* **Exercise brief**
Return the entries below in their exact form, leaving the pictures out.

* **Stored data**
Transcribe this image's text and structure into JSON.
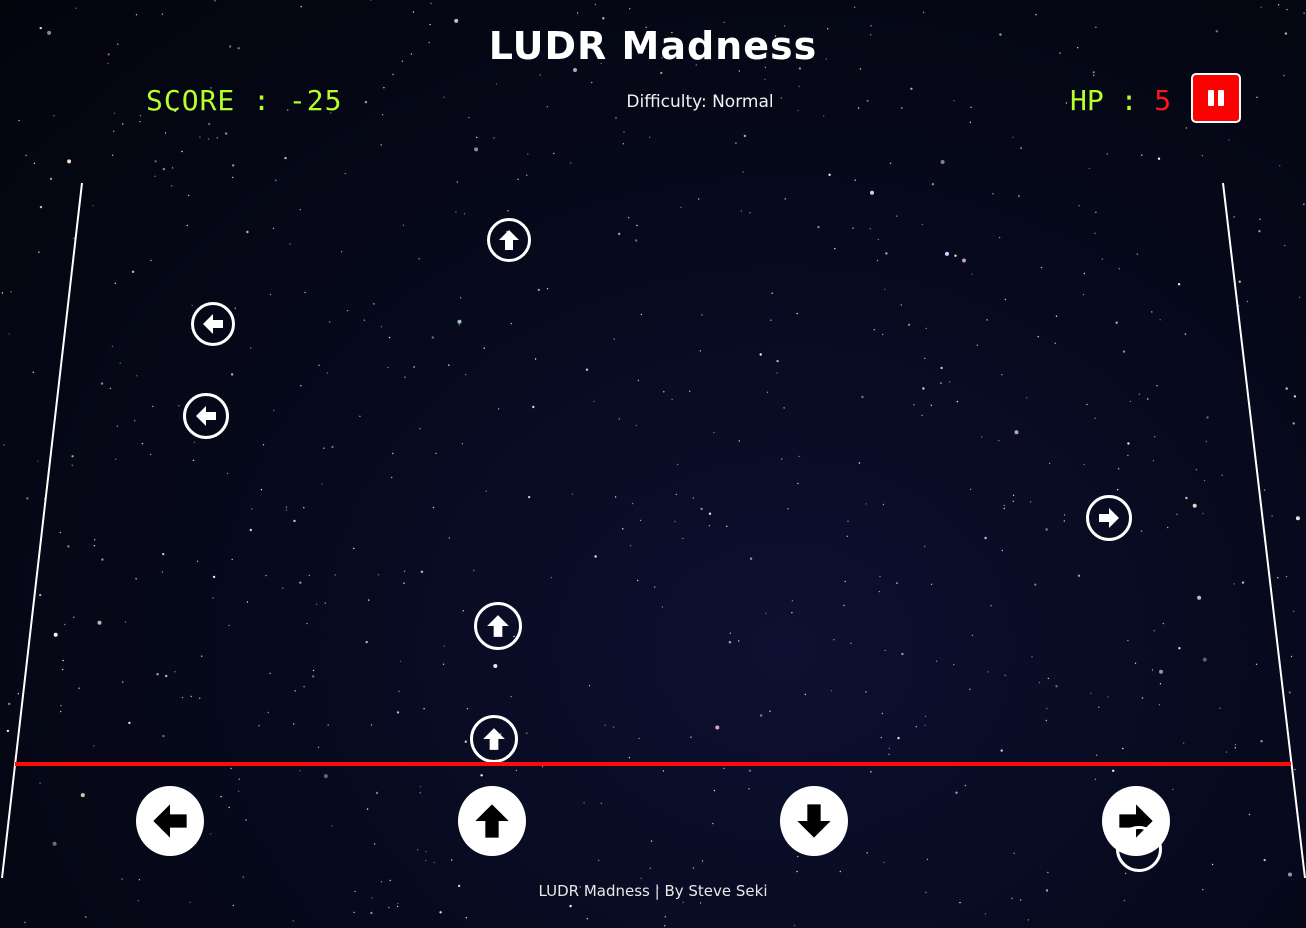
{
  "game": {
    "title": "LUDR Madness",
    "score_label": "SCORE : ",
    "score_value": "-25",
    "difficulty_text": "Difficulty: Normal",
    "hp_label": "HP : ",
    "hp_value": "5",
    "footer": "LUDR Madness | By Steve Seki"
  },
  "pause_button": {
    "icon": "pause-icon"
  },
  "falling_notes": [
    {
      "direction": "up",
      "icon": "arrow-up-icon"
    },
    {
      "direction": "left",
      "icon": "arrow-left-icon"
    },
    {
      "direction": "left",
      "icon": "arrow-left-icon"
    },
    {
      "direction": "right",
      "icon": "arrow-right-icon"
    },
    {
      "direction": "up",
      "icon": "arrow-up-icon"
    },
    {
      "direction": "up",
      "icon": "arrow-up-icon"
    }
  ],
  "key_buttons": [
    {
      "direction": "left",
      "icon": "arrow-left-icon"
    },
    {
      "direction": "up",
      "icon": "arrow-up-icon"
    },
    {
      "direction": "down",
      "icon": "arrow-down-icon"
    },
    {
      "direction": "right",
      "icon": "arrow-right-icon"
    }
  ],
  "colors": {
    "background": "#050816",
    "score": "#b5ff2a",
    "hp_value": "#ff1616",
    "hit_line": "#ff0a0a",
    "pause_button": "#ff0000"
  }
}
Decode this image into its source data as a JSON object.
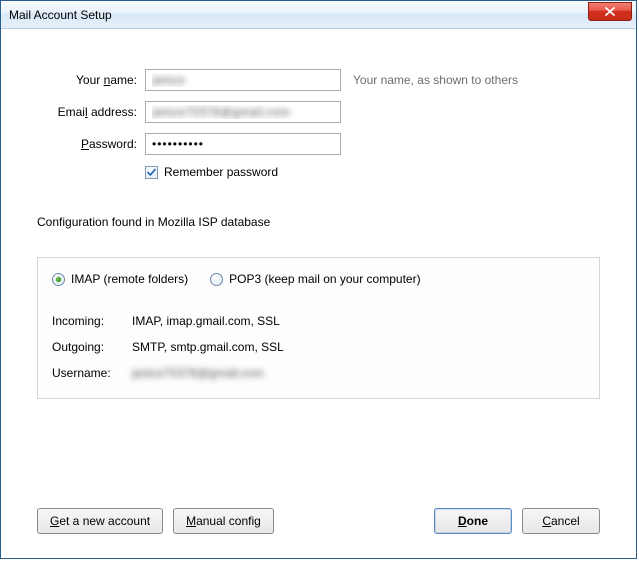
{
  "window": {
    "title": "Mail Account Setup"
  },
  "form": {
    "name": {
      "label_pre": "Your ",
      "label_u": "n",
      "label_post": "ame:",
      "value": "janice",
      "hint": "Your name, as shown to others"
    },
    "email": {
      "label_pre": "Emai",
      "label_u": "l",
      "label_post": " address:",
      "value": "janice70378@gmail.com"
    },
    "password": {
      "label_pre": "",
      "label_u": "P",
      "label_post": "assword:",
      "value": "••••••••••"
    },
    "remember": {
      "checked": true,
      "label_pre": "Re",
      "label_u": "m",
      "label_post": "ember password"
    }
  },
  "status": "Configuration found in Mozilla ISP database",
  "protocol": {
    "imap": {
      "label": "IMAP (remote folders)",
      "selected": true
    },
    "pop3": {
      "label": "POP3 (keep mail on your computer)",
      "selected": false
    }
  },
  "config": {
    "incoming": {
      "label": "Incoming:",
      "value": "IMAP, imap.gmail.com, SSL"
    },
    "outgoing": {
      "label": "Outgoing:",
      "value": "SMTP, smtp.gmail.com, SSL"
    },
    "username": {
      "label": "Username:",
      "value": "janice70378@gmail.com"
    }
  },
  "buttons": {
    "new_account": {
      "pre": "",
      "u": "G",
      "post": "et a new account"
    },
    "manual": {
      "pre": "",
      "u": "M",
      "post": "anual config"
    },
    "done": {
      "pre": "",
      "u": "D",
      "post": "one"
    },
    "cancel": {
      "pre": "",
      "u": "C",
      "post": "ancel"
    }
  }
}
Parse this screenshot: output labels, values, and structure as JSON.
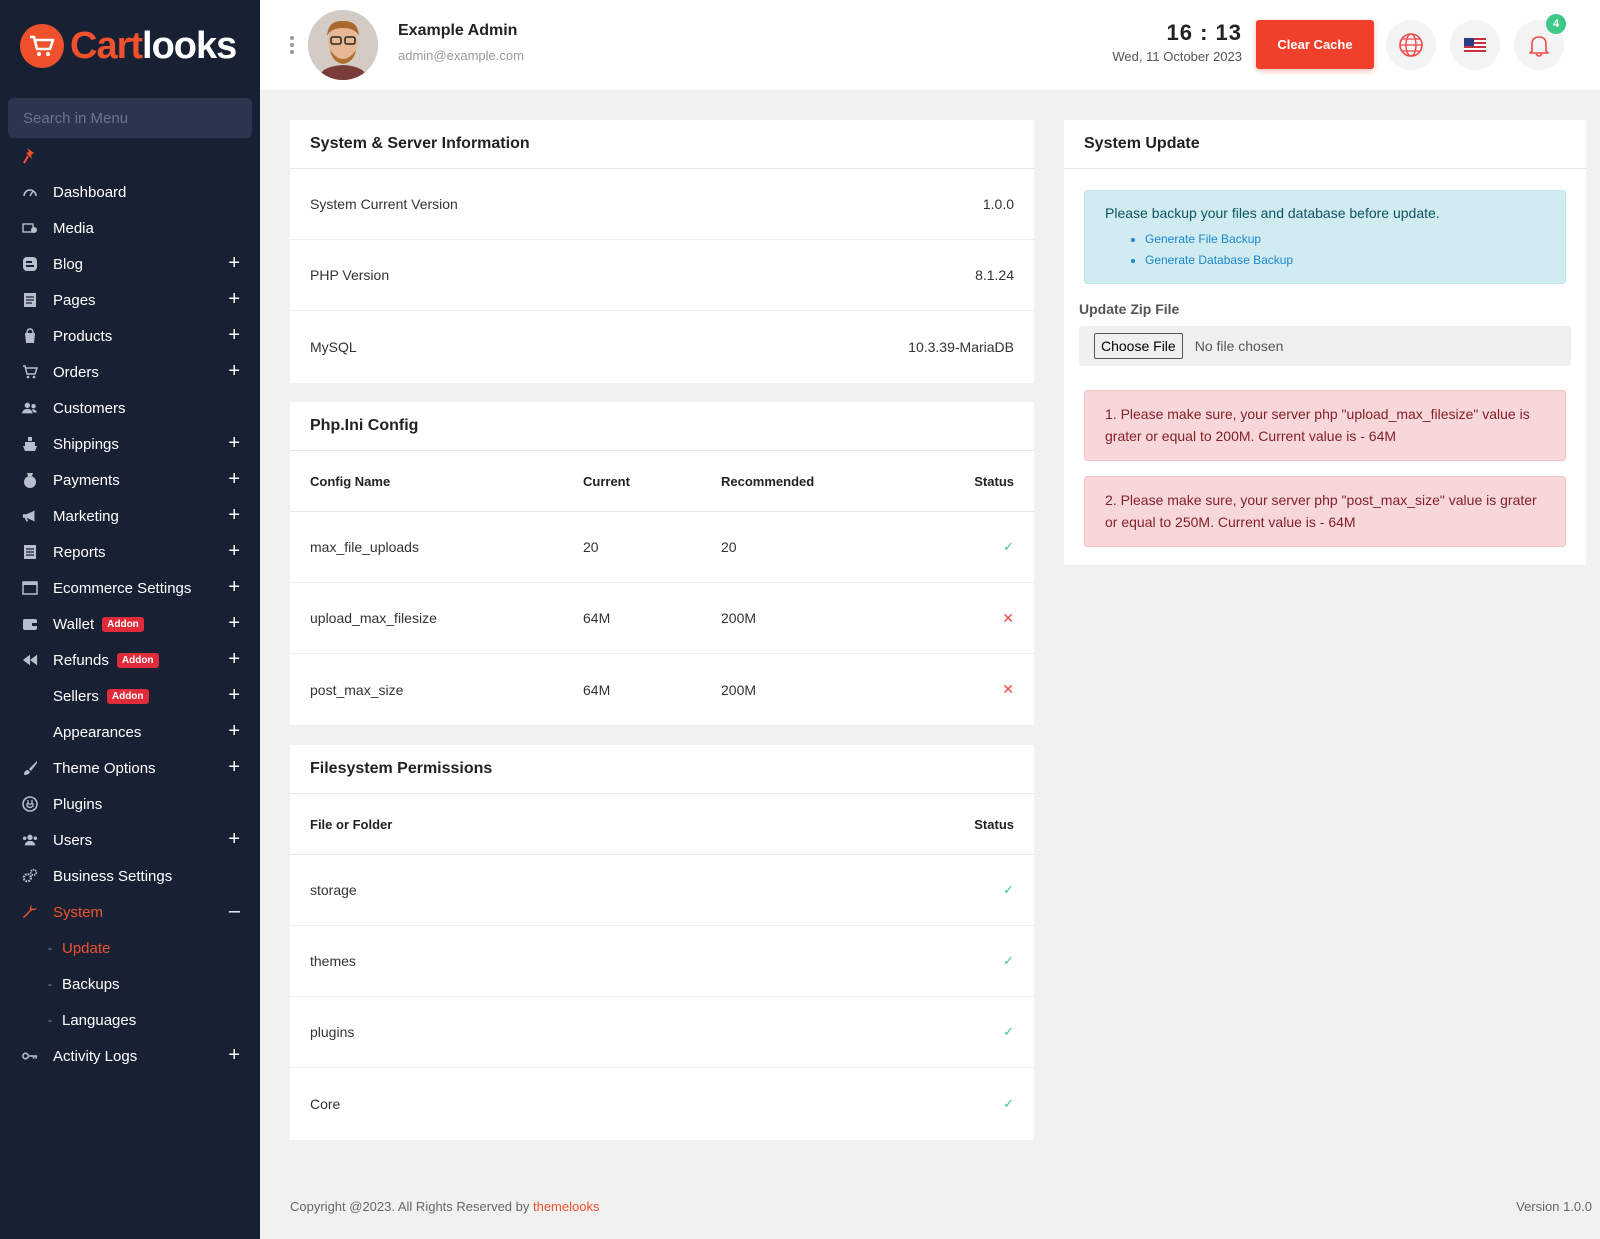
{
  "brand": {
    "name_part1": "Cart",
    "name_part2": "looks"
  },
  "sidebar": {
    "search_placeholder": "Search in Menu",
    "items": [
      {
        "label": "Dashboard",
        "icon": "gauge-icon",
        "expandable": false
      },
      {
        "label": "Media",
        "icon": "media-icon",
        "expandable": false
      },
      {
        "label": "Blog",
        "icon": "blog-icon",
        "expandable": true
      },
      {
        "label": "Pages",
        "icon": "pages-icon",
        "expandable": true
      },
      {
        "label": "Products",
        "icon": "products-icon",
        "expandable": true
      },
      {
        "label": "Orders",
        "icon": "cart-icon",
        "expandable": true
      },
      {
        "label": "Customers",
        "icon": "customers-icon",
        "expandable": false
      },
      {
        "label": "Shippings",
        "icon": "ship-icon",
        "expandable": true
      },
      {
        "label": "Payments",
        "icon": "payments-icon",
        "expandable": true
      },
      {
        "label": "Marketing",
        "icon": "megaphone-icon",
        "expandable": true
      },
      {
        "label": "Reports",
        "icon": "reports-icon",
        "expandable": true
      },
      {
        "label": "Ecommerce Settings",
        "icon": "window-icon",
        "expandable": true
      },
      {
        "label": "Wallet",
        "icon": "wallet-icon",
        "expandable": true,
        "badge": "Addon"
      },
      {
        "label": "Refunds",
        "icon": "rewind-icon",
        "expandable": true,
        "badge": "Addon"
      },
      {
        "label": "Sellers",
        "icon": "",
        "expandable": true,
        "badge": "Addon"
      },
      {
        "label": "Appearances",
        "icon": "",
        "expandable": true
      },
      {
        "label": "Theme Options",
        "icon": "brush-icon",
        "expandable": true
      },
      {
        "label": "Plugins",
        "icon": "plugin-icon",
        "expandable": false
      },
      {
        "label": "Users",
        "icon": "users-icon",
        "expandable": true
      },
      {
        "label": "Business Settings",
        "icon": "gears-icon",
        "expandable": false
      },
      {
        "label": "System",
        "icon": "wrench-icon",
        "expandable": "open",
        "active": true
      },
      {
        "label": "Activity Logs",
        "icon": "key-icon",
        "expandable": true
      }
    ],
    "system_submenu": [
      "Update",
      "Backups",
      "Languages"
    ],
    "plus": "+",
    "minus": "–",
    "dash": "-"
  },
  "header": {
    "user_name": "Example Admin",
    "user_email": "admin@example.com",
    "time": "16 : 13",
    "date": "Wed, 11 October 2023",
    "clear_cache": "Clear Cache",
    "notification_count": "4"
  },
  "server_info": {
    "title": "System & Server Information",
    "rows": [
      {
        "label": "System Current Version",
        "value": "1.0.0"
      },
      {
        "label": "PHP Version",
        "value": "8.1.24"
      },
      {
        "label": "MySQL",
        "value": "10.3.39-MariaDB"
      }
    ]
  },
  "php_ini": {
    "title": "Php.Ini Config",
    "columns": [
      "Config Name",
      "Current",
      "Recommended",
      "Status"
    ],
    "rows": [
      {
        "name": "max_file_uploads",
        "current": "20",
        "recommended": "20",
        "status": "✓"
      },
      {
        "name": "upload_max_filesize",
        "current": "64M",
        "recommended": "200M",
        "status": "✕"
      },
      {
        "name": "post_max_size",
        "current": "64M",
        "recommended": "200M",
        "status": "✕"
      }
    ]
  },
  "filesystem": {
    "title": "Filesystem Permissions",
    "columns": [
      "File or Folder",
      "Status"
    ],
    "rows": [
      {
        "name": "storage",
        "status": "✓"
      },
      {
        "name": "themes",
        "status": "✓"
      },
      {
        "name": "plugins",
        "status": "✓"
      },
      {
        "name": "Core",
        "status": "✓"
      }
    ]
  },
  "system_update": {
    "title": "System Update",
    "backup_notice": "Please backup your files and database before update.",
    "links": [
      "Generate File Backup",
      "Generate Database Backup"
    ],
    "zip_label": "Update Zip File",
    "choose_file": "Choose File",
    "no_file": "No file chosen",
    "warnings": [
      "1. Please make sure, your server php \"upload_max_filesize\" value is grater or equal to 200M. Current value is - 64M",
      "2. Please make sure, your server php \"post_max_size\" value is grater or equal to 250M. Current value is - 64M"
    ]
  },
  "footer": {
    "copyright": "Copyright @2023. All Rights Reserved by ",
    "company": "themelooks",
    "version": "Version 1.0.0"
  },
  "colors": {
    "accent": "#f0512d",
    "sidebar_bg": "#182133",
    "success": "#3dc988",
    "danger": "#f04848"
  }
}
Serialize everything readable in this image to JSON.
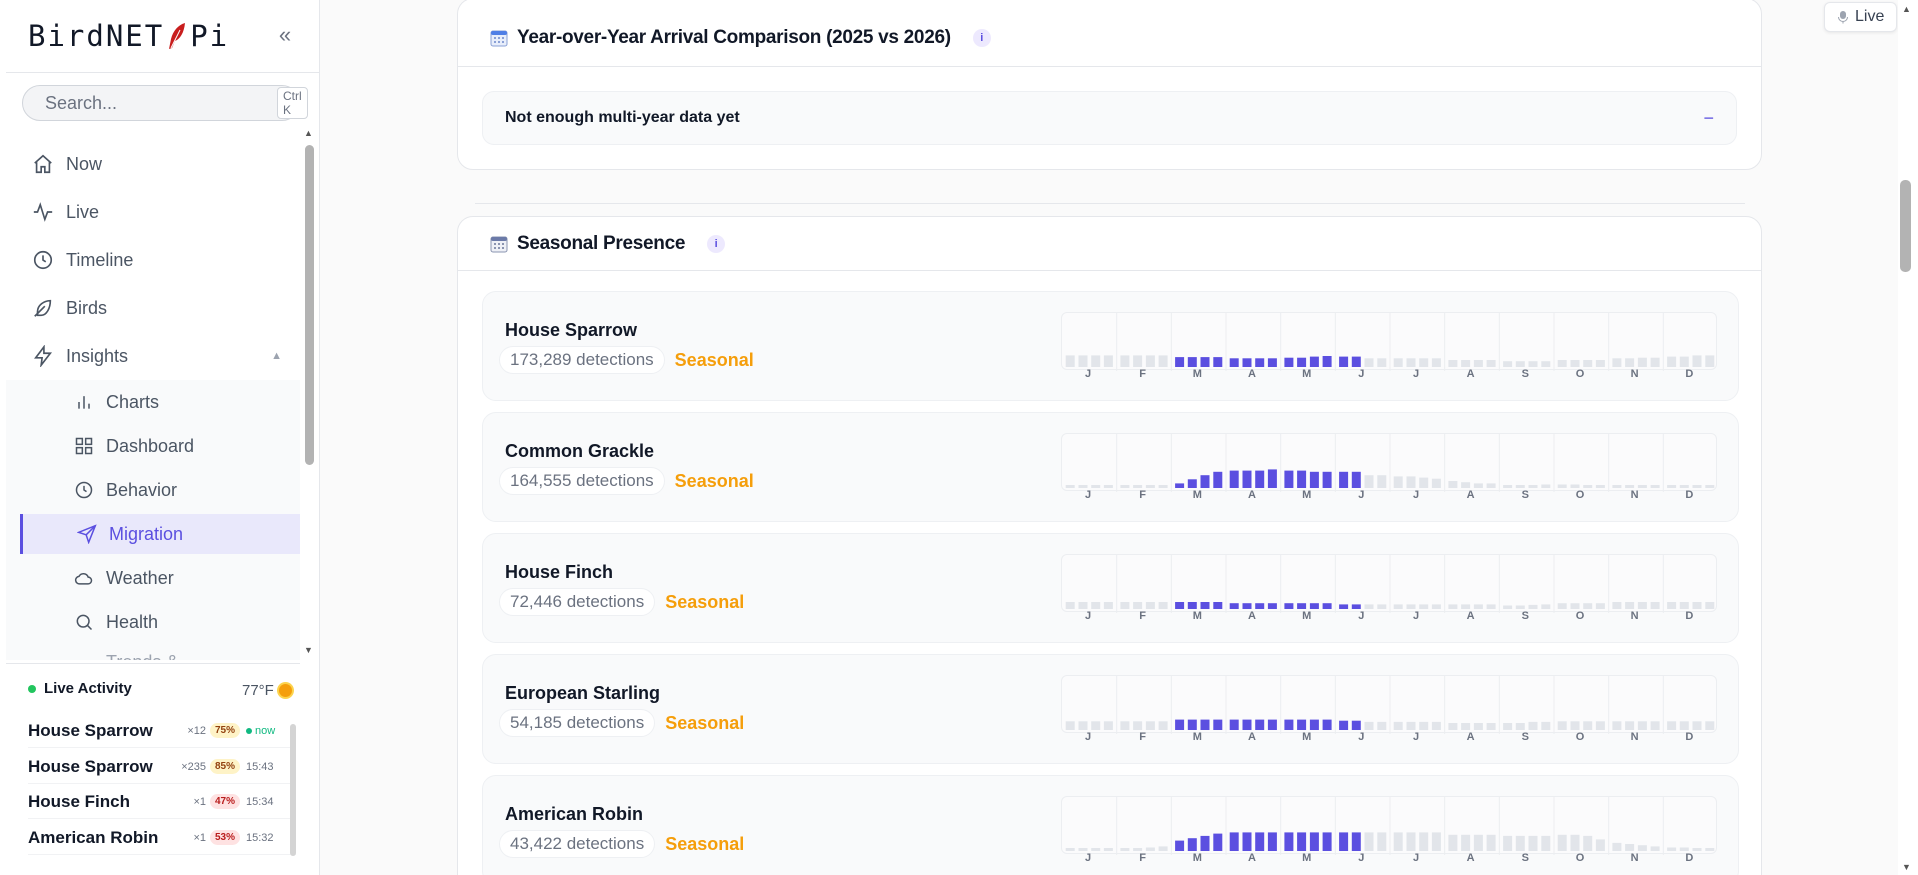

* **Result for this exercise**
Transcribe this image's text and structure into JSON.
{
  "game": {
    "title": "LUDR Madness",
    "score_label": "SCORE : ",
    "score_value": "-25",
    "difficulty_text": "Difficulty: Normal",
    "hp_label": "HP : ",
    "hp_value": "5",
    "footer": "LUDR Madness | By Steve Seki"
  },
  "pause_button": {
    "icon": "pause-icon"
  },
  "falling_notes": [
    {
      "direction": "up",
      "icon": "arrow-up-icon"
    },
    {
      "direction": "left",
      "icon": "arrow-left-icon"
    },
    {
      "direction": "left",
      "icon": "arrow-left-icon"
    },
    {
      "direction": "right",
      "icon": "arrow-right-icon"
    },
    {
      "direction": "up",
      "icon": "arrow-up-icon"
    },
    {
      "direction": "up",
      "icon": "arrow-up-icon"
    }
  ],
  "key_buttons": [
    {
      "direction": "left",
      "icon": "arrow-left-icon"
    },
    {
      "direction": "up",
      "icon": "arrow-up-icon"
    },
    {
      "direction": "down",
      "icon": "arrow-down-icon"
    },
    {
      "direction": "right",
      "icon": "arrow-right-icon"
    }
  ],
  "colors": {
    "background": "#050816",
    "score": "#b5ff2a",
    "hp_value": "#ff1616",
    "hit_line": "#ff0a0a",
    "pause_button": "#ff0000"
  }
}
Decode this image into its source data as a JSON object.
{
  "window": {
    "title": "Mail Account Setup"
  },
  "form": {
    "name": {
      "label_pre": "Your ",
      "label_u": "n",
      "label_post": "ame:",
      "value": "janice",
      "hint": "Your name, as shown to others"
    },
    "email": {
      "label_pre": "Emai",
      "label_u": "l",
      "label_post": " address:",
      "value": "janice70378@gmail.com"
    },
    "password": {
      "label_pre": "",
      "label_u": "P",
      "label_post": "assword:",
      "value": "••••••••••"
    },
    "remember": {
      "checked": true,
      "label_pre": "Re",
      "label_u": "m",
      "label_post": "ember password"
    }
  },
  "status": "Configuration found in Mozilla ISP database",
  "protocol": {
    "imap": {
      "label": "IMAP (remote folders)",
      "selected": true
    },
    "pop3": {
      "label": "POP3 (keep mail on your computer)",
      "selected": false
    }
  },
  "config": {
    "incoming": {
      "label": "Incoming:",
      "value": "IMAP, imap.gmail.com, SSL"
    },
    "outgoing": {
      "label": "Outgoing:",
      "value": "SMTP, smtp.gmail.com, SSL"
    },
    "username": {
      "label": "Username:",
      "value": "janice70378@gmail.com"
    }
  },
  "buttons": {
    "new_account": {
      "pre": "",
      "u": "G",
      "post": "et a new account"
    },
    "manual": {
      "pre": "",
      "u": "M",
      "post": "anual config"
    },
    "done": {
      "pre": "",
      "u": "D",
      "post": "one"
    },
    "cancel": {
      "pre": "",
      "u": "C",
      "post": "ancel"
    }
  }
}
Parse this screenshot: output labels, values, and structure as JSON.
{
  "brand": {
    "name_part1": "Cart",
    "name_part2": "looks"
  },
  "sidebar": {
    "search_placeholder": "Search in Menu",
    "items": [
      {
        "label": "Dashboard",
        "icon": "gauge-icon",
        "expandable": false
      },
      {
        "label": "Media",
        "icon": "media-icon",
        "expandable": false
      },
      {
        "label": "Blog",
        "icon": "blog-icon",
        "expandable": true
      },
      {
        "label": "Pages",
        "icon": "pages-icon",
        "expandable": true
      },
      {
        "label": "Products",
        "icon": "products-icon",
        "expandable": true
      },
      {
        "label": "Orders",
        "icon": "cart-icon",
        "expandable": true
      },
      {
        "label": "Customers",
        "icon": "customers-icon",
        "expandable": false
      },
      {
        "label": "Shippings",
        "icon": "ship-icon",
        "expandable": true
      },
      {
        "label": "Payments",
        "icon": "payments-icon",
        "expandable": true
      },
      {
        "label": "Marketing",
        "icon": "megaphone-icon",
        "expandable": true
      },
      {
        "label": "Reports",
        "icon": "reports-icon",
        "expandable": true
      },
      {
        "label": "Ecommerce Settings",
        "icon": "window-icon",
        "expandable": true
      },
      {
        "label": "Wallet",
        "icon": "wallet-icon",
        "expandable": true,
        "badge": "Addon"
      },
      {
        "label": "Refunds",
        "icon": "rewind-icon",
        "expandable": true,
        "badge": "Addon"
      },
      {
        "label": "Sellers",
        "icon": "",
        "expandable": true,
        "badge": "Addon"
      },
      {
        "label": "Appearances",
        "icon": "",
        "expandable": true
      },
      {
        "label": "Theme Options",
        "icon": "brush-icon",
        "expandable": true
      },
      {
        "label": "Plugins",
        "icon": "plugin-icon",
        "expandable": false
      },
      {
        "label": "Users",
        "icon": "users-icon",
        "expandable": true
      },
      {
        "label": "Business Settings",
        "icon": "gears-icon",
        "expandable": false
      },
      {
        "label": "System",
        "icon": "wrench-icon",
        "expandable": "open",
        "active": true
      },
      {
        "label": "Activity Logs",
        "icon": "key-icon",
        "expandable": true
      }
    ],
    "system_submenu": [
      "Update",
      "Backups",
      "Languages"
    ],
    "plus": "+",
    "minus": "–",
    "dash": "-"
  },
  "header": {
    "user_name": "Example Admin",
    "user_email": "admin@example.com",
    "time": "16 : 13",
    "date": "Wed, 11 October 2023",
    "clear_cache": "Clear Cache",
    "notification_count": "4"
  },
  "server_info": {
    "title": "System & Server Information",
    "rows": [
      {
        "label": "System Current Version",
        "value": "1.0.0"
      },
      {
        "label": "PHP Version",
        "value": "8.1.24"
      },
      {
        "label": "MySQL",
        "value": "10.3.39-MariaDB"
      }
    ]
  },
  "php_ini": {
    "title": "Php.Ini Config",
    "columns": [
      "Config Name",
      "Current",
      "Recommended",
      "Status"
    ],
    "rows": [
      {
        "name": "max_file_uploads",
        "current": "20",
        "recommended": "20",
        "status": "✓"
      },
      {
        "name": "upload_max_filesize",
        "current": "64M",
        "recommended": "200M",
        "status": "✕"
      },
      {
        "name": "post_max_size",
        "current": "64M",
        "recommended": "200M",
        "status": "✕"
      }
    ]
  },
  "filesystem": {
    "title": "Filesystem Permissions",
    "columns": [
      "File or Folder",
      "Status"
    ],
    "rows": [
      {
        "name": "storage",
        "status": "✓"
      },
      {
        "name": "themes",
        "status": "✓"
      },
      {
        "name": "plugins",
        "status": "✓"
      },
      {
        "name": "Core",
        "status": "✓"
      }
    ]
  },
  "system_update": {
    "title": "System Update",
    "backup_notice": "Please backup your files and database before update.",
    "links": [
      "Generate File Backup",
      "Generate Database Backup"
    ],
    "zip_label": "Update Zip File",
    "choose_file": "Choose File",
    "no_file": "No file chosen",
    "warnings": [
      "1. Please make sure, your server php \"upload_max_filesize\" value is grater or equal to 200M. Current value is - 64M",
      "2. Please make sure, your server php \"post_max_size\" value is grater or equal to 250M. Current value is - 64M"
    ]
  },
  "footer": {
    "copyright": "Copyright @2023. All Rights Reserved by ",
    "company": "themelooks",
    "version": "Version 1.0.0"
  },
  "colors": {
    "accent": "#f0512d",
    "sidebar_bg": "#182133",
    "success": "#3dc988",
    "danger": "#f04848"
  }
}
Serialize everything readable in this image to JSON.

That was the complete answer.